══ Input rows ══
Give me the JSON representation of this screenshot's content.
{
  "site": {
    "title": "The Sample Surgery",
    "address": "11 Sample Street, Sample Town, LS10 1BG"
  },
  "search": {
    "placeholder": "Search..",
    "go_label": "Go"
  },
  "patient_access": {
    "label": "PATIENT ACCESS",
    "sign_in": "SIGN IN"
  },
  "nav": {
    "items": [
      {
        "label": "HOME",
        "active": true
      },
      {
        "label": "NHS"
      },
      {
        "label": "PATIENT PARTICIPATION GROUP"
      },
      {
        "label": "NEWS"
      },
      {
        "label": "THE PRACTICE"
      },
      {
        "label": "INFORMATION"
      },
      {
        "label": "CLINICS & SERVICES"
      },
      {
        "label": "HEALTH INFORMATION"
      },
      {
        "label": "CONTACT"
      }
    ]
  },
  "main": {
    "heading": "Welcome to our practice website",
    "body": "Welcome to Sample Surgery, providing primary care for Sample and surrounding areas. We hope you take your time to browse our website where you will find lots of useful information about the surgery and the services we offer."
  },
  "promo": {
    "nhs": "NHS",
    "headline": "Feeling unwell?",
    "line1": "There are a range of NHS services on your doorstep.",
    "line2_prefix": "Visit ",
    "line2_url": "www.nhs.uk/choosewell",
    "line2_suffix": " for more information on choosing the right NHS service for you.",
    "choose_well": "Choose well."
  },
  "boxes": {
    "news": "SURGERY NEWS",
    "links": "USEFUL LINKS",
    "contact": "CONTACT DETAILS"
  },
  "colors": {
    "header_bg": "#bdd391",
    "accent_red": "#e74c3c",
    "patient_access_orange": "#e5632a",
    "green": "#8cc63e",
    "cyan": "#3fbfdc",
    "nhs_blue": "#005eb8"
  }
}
═══
Word for word, quote all of the data above.

Give me the JSON representation of this screenshot's content.
{
  "site": {
    "title": "The Sample Surgery",
    "address": "11 Sample Street, Sample Town, LS10 1BG"
  },
  "search": {
    "placeholder": "Search..",
    "go_label": "Go"
  },
  "patient_access": {
    "label": "PATIENT ACCESS",
    "sign_in": "SIGN IN"
  },
  "nav": {
    "items": [
      {
        "label": "HOME",
        "active": true
      },
      {
        "label": "NHS"
      },
      {
        "label": "PATIENT PARTICIPATION GROUP"
      },
      {
        "label": "NEWS"
      },
      {
        "label": "THE PRACTICE"
      },
      {
        "label": "INFORMATION"
      },
      {
        "label": "CLINICS & SERVICES"
      },
      {
        "label": "HEALTH INFORMATION"
      },
      {
        "label": "CONTACT"
      }
    ]
  },
  "main": {
    "heading": "Welcome to our practice website",
    "body": "Welcome to Sample Surgery, providing primary care for Sample and surrounding areas. We hope you take your time to browse our website where you will find lots of useful information about the surgery and the services we offer."
  },
  "promo": {
    "nhs": "NHS",
    "headline": "Feeling unwell?",
    "line1": "There are a range of NHS services on your doorstep.",
    "line2_prefix": "Visit ",
    "line2_url": "www.nhs.uk/choosewell",
    "line2_suffix": " for more information on choosing the right NHS service for you.",
    "choose_well": "Choose well."
  },
  "boxes": {
    "news": "SURGERY NEWS",
    "links": "USEFUL LINKS",
    "contact": "CONTACT DETAILS"
  },
  "colors": {
    "header_bg": "#bdd391",
    "accent_red": "#e74c3c",
    "patient_access_orange": "#e5632a",
    "green": "#8cc63e",
    "cyan": "#3fbfdc",
    "nhs_blue": "#005eb8"
  }
}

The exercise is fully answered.